*JOB*
Give the entries again exactly, every one of them.
= = = = =
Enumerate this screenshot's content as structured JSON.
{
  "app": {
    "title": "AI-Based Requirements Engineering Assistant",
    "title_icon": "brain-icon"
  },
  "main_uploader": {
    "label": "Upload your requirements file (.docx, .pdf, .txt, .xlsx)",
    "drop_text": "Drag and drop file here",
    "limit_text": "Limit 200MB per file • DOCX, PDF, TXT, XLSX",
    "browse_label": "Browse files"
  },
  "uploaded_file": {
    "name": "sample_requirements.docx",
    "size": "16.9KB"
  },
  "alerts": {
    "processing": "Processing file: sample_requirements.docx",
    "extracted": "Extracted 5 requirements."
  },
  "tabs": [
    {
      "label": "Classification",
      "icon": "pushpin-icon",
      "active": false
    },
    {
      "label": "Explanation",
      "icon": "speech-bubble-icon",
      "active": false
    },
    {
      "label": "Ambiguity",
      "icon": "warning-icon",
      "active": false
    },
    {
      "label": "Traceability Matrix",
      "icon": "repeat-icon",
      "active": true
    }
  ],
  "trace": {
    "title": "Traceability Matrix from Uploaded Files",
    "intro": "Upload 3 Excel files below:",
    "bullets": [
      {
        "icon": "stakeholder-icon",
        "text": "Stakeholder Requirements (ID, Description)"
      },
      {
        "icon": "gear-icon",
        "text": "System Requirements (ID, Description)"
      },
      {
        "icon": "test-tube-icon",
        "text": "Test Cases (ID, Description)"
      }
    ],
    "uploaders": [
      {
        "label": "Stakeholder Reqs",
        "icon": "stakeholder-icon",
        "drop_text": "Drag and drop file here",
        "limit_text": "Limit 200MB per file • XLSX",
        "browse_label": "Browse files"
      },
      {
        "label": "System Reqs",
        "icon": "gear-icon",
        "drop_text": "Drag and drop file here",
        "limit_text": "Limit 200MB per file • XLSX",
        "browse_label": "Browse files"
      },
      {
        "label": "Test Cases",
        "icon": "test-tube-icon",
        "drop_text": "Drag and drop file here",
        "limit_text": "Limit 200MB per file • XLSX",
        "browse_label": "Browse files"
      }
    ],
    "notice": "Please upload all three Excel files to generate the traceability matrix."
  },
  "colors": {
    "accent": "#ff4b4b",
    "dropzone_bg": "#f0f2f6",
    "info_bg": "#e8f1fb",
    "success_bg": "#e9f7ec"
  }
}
= = = = =
*OUTPUT BELOW*
Enumerate this screenshot's content as structured JSON.
{
  "app": {
    "title": "AI-Based Requirements Engineering Assistant",
    "title_icon": "brain-icon"
  },
  "main_uploader": {
    "label": "Upload your requirements file (.docx, .pdf, .txt, .xlsx)",
    "drop_text": "Drag and drop file here",
    "limit_text": "Limit 200MB per file • DOCX, PDF, TXT, XLSX",
    "browse_label": "Browse files"
  },
  "uploaded_file": {
    "name": "sample_requirements.docx",
    "size": "16.9KB"
  },
  "alerts": {
    "processing": "Processing file: sample_requirements.docx",
    "extracted": "Extracted 5 requirements."
  },
  "tabs": [
    {
      "label": "Classification",
      "icon": "pushpin-icon",
      "active": false
    },
    {
      "label": "Explanation",
      "icon": "speech-bubble-icon",
      "active": false
    },
    {
      "label": "Ambiguity",
      "icon": "warning-icon",
      "active": false
    },
    {
      "label": "Traceability Matrix",
      "icon": "repeat-icon",
      "active": true
    }
  ],
  "trace": {
    "title": "Traceability Matrix from Uploaded Files",
    "intro": "Upload 3 Excel files below:",
    "bullets": [
      {
        "icon": "stakeholder-icon",
        "text": "Stakeholder Requirements (ID, Description)"
      },
      {
        "icon": "gear-icon",
        "text": "System Requirements (ID, Description)"
      },
      {
        "icon": "test-tube-icon",
        "text": "Test Cases (ID, Description)"
      }
    ],
    "uploaders": [
      {
        "label": "Stakeholder Reqs",
        "icon": "stakeholder-icon",
        "drop_text": "Drag and drop file here",
        "limit_text": "Limit 200MB per file • XLSX",
        "browse_label": "Browse files"
      },
      {
        "label": "System Reqs",
        "icon": "gear-icon",
        "drop_text": "Drag and drop file here",
        "limit_text": "Limit 200MB per file • XLSX",
        "browse_label": "Browse files"
      },
      {
        "label": "Test Cases",
        "icon": "test-tube-icon",
        "drop_text": "Drag and drop file here",
        "limit_text": "Limit 200MB per file • XLSX",
        "browse_label": "Browse files"
      }
    ],
    "notice": "Please upload all three Excel files to generate the traceability matrix."
  },
  "colors": {
    "accent": "#ff4b4b",
    "dropzone_bg": "#f0f2f6",
    "info_bg": "#e8f1fb",
    "success_bg": "#e9f7ec"
  }
}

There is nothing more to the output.